**Your goal:** From the entries below, copy every line that holds the word "PBIs".
### Data lines ###
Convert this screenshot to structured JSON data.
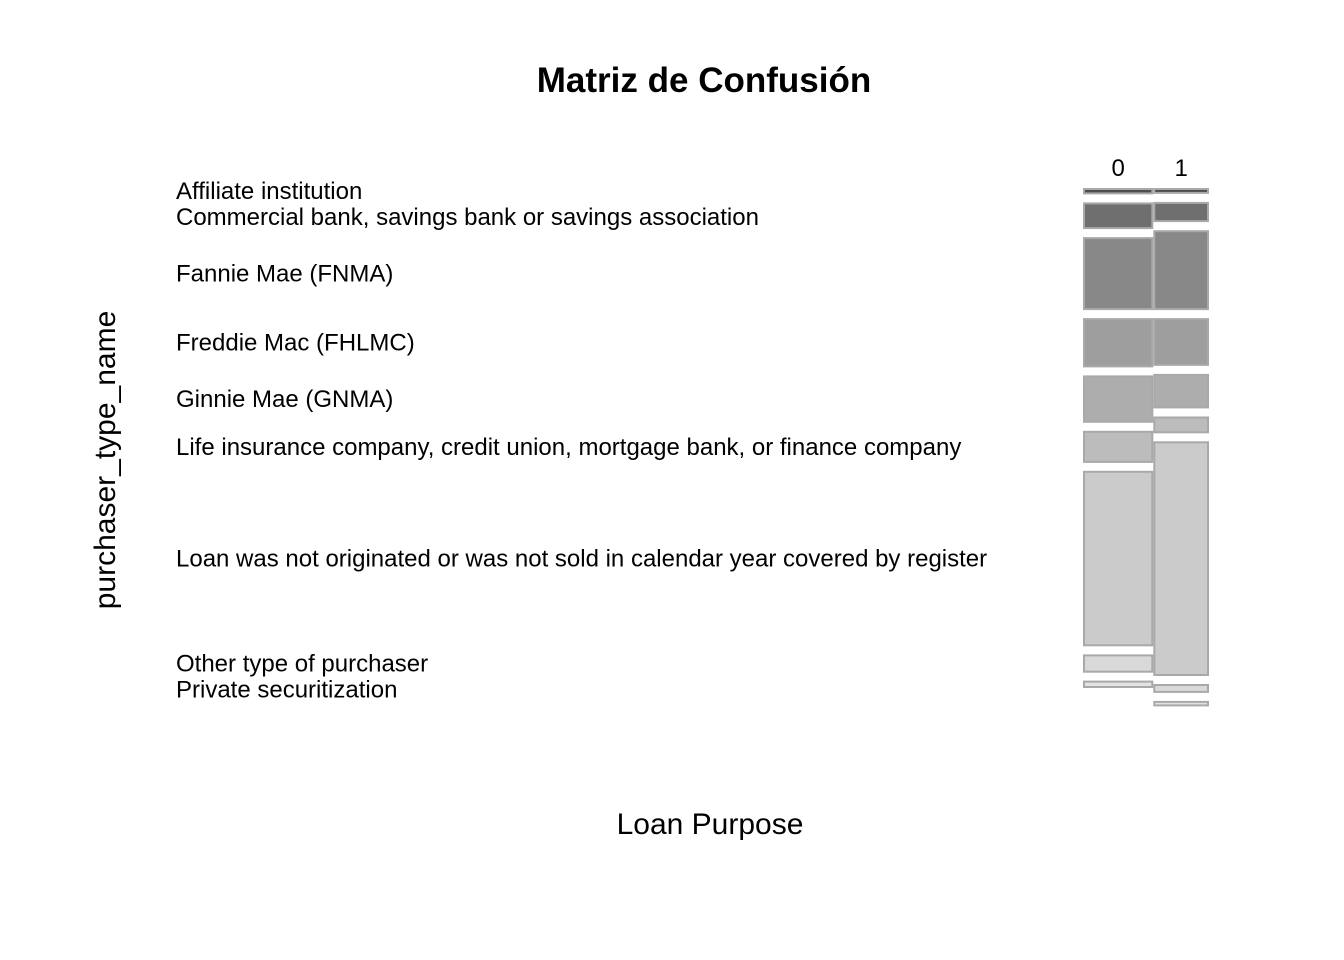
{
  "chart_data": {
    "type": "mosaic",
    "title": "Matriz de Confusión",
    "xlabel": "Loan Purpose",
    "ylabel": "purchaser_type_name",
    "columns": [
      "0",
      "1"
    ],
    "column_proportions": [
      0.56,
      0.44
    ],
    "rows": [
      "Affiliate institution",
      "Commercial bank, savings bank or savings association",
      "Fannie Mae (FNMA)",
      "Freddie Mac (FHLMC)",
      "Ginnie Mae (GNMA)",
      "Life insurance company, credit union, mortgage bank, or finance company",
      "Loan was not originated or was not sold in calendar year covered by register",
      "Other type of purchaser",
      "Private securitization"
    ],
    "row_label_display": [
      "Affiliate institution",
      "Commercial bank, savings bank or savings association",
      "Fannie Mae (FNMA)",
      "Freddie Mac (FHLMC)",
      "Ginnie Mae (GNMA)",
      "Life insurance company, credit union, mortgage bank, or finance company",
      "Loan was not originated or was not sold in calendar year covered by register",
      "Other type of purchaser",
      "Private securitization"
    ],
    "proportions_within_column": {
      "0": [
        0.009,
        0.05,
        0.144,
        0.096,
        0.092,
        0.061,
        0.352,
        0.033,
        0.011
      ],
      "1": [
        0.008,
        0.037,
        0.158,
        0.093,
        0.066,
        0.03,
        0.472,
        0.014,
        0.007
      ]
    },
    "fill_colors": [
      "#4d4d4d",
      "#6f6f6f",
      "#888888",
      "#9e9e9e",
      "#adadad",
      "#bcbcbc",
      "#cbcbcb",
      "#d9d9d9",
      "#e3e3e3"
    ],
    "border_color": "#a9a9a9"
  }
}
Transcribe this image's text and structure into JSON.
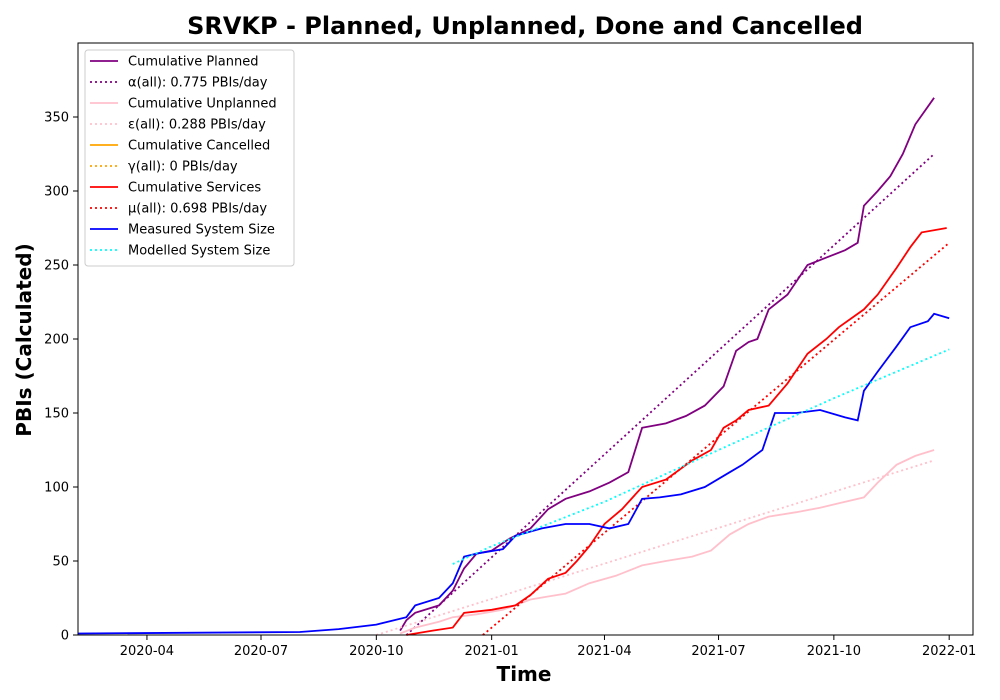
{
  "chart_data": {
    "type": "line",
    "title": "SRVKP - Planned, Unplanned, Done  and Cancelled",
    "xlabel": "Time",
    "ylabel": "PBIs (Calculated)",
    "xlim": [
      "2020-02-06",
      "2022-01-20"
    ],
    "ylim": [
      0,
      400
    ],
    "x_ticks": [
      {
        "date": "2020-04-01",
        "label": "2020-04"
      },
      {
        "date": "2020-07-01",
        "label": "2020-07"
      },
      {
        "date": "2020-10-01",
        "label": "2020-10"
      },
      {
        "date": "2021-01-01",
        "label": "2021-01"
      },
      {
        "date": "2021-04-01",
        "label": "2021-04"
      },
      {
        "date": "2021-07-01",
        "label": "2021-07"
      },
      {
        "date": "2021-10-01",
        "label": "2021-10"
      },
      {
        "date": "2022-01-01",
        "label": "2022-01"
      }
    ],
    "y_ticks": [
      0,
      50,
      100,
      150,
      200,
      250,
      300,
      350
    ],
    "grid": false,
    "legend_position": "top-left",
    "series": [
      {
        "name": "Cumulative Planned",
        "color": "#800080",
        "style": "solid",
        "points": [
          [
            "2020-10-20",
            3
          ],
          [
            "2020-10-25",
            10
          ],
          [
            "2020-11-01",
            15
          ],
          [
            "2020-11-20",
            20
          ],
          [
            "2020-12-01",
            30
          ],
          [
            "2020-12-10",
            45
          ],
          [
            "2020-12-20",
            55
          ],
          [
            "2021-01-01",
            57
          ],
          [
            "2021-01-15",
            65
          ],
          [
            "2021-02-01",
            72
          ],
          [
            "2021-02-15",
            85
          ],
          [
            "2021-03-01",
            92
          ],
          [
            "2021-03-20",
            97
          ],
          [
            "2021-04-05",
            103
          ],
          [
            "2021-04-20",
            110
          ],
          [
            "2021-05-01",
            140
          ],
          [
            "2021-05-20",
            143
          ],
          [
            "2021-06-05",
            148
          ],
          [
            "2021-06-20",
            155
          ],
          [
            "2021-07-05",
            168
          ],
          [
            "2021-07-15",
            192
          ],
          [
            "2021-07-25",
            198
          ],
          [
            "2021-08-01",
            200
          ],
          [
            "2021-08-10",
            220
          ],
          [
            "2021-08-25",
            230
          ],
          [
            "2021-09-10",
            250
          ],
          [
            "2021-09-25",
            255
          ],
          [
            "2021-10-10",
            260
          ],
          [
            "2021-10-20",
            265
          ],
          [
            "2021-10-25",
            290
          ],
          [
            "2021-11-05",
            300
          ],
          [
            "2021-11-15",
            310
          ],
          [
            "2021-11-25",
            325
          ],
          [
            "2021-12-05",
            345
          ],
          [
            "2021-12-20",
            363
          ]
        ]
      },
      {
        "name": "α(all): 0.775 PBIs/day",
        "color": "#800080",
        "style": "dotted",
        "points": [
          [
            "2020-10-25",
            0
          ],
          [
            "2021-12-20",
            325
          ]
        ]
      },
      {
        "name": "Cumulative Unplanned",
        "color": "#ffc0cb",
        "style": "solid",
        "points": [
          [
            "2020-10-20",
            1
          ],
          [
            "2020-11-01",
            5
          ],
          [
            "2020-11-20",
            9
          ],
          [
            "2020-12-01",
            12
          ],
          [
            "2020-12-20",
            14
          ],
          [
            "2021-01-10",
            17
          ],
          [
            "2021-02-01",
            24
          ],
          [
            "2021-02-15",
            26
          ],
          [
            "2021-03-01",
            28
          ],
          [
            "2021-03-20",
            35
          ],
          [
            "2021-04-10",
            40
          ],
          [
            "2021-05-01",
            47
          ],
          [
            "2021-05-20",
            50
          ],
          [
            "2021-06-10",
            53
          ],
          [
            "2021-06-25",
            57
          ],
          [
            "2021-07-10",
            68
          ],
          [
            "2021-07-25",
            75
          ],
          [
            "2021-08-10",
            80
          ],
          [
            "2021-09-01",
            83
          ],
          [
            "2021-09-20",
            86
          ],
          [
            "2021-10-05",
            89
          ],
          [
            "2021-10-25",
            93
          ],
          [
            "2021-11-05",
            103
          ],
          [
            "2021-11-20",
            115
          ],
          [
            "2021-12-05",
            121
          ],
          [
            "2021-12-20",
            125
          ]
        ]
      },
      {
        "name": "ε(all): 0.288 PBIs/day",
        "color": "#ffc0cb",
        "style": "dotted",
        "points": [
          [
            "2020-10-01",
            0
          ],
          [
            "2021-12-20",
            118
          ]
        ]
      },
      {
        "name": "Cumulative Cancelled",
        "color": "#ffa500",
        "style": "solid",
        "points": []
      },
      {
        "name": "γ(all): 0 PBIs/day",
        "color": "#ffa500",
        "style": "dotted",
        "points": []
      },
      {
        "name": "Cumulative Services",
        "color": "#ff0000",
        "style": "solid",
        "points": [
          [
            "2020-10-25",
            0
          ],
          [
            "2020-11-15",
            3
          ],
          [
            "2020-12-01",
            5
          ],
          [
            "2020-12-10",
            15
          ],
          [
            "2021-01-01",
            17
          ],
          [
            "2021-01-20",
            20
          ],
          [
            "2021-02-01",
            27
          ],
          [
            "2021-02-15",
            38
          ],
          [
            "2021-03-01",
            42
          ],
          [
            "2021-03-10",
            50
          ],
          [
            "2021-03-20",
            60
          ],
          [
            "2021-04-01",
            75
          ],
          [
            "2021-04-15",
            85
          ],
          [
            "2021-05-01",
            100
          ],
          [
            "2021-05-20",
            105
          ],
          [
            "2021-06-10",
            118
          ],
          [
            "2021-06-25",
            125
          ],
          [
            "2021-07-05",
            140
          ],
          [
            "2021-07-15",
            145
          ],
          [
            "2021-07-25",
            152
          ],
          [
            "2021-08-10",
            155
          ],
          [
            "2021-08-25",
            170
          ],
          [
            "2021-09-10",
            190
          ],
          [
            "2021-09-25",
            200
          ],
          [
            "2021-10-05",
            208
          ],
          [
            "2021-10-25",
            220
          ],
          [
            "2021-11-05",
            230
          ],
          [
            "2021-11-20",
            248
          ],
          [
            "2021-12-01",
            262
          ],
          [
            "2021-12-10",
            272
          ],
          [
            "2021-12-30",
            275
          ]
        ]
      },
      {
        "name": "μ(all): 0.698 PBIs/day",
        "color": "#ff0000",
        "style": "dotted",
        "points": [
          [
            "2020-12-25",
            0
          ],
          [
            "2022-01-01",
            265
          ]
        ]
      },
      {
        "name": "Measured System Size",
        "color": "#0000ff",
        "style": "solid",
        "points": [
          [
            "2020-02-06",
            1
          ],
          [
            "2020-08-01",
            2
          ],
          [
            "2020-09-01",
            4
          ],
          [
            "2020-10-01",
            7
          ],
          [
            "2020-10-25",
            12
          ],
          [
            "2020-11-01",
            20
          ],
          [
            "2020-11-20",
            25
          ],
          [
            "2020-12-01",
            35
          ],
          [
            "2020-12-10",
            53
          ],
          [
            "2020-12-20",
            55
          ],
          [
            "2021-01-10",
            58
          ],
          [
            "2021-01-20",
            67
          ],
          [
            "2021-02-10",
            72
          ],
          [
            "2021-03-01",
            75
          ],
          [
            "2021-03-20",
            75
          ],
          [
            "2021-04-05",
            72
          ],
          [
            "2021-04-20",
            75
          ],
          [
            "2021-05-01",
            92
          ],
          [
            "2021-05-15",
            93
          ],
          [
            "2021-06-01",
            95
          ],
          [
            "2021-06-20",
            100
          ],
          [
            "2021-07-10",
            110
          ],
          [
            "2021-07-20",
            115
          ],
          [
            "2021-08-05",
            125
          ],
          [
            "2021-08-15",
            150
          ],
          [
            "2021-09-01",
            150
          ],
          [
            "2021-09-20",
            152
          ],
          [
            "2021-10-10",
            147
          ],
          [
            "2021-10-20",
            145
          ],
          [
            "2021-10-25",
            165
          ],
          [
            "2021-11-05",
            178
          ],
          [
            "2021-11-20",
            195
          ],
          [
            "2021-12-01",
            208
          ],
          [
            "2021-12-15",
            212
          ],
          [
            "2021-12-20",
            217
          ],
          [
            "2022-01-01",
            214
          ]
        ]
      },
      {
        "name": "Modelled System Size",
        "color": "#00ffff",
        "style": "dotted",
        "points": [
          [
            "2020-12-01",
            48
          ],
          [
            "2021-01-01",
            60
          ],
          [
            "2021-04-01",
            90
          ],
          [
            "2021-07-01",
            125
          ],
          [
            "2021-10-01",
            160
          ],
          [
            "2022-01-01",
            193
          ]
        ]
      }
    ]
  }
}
###
**Task response:**
    "ylabel": "PBIs (Calculated)",
        "name": "α(all): 0.775 PBIs/day",
        "name": "ε(all): 0.288 PBIs/day",
        "name": "γ(all): 0 PBIs/day",
        "name": "μ(all): 0.698 PBIs/day",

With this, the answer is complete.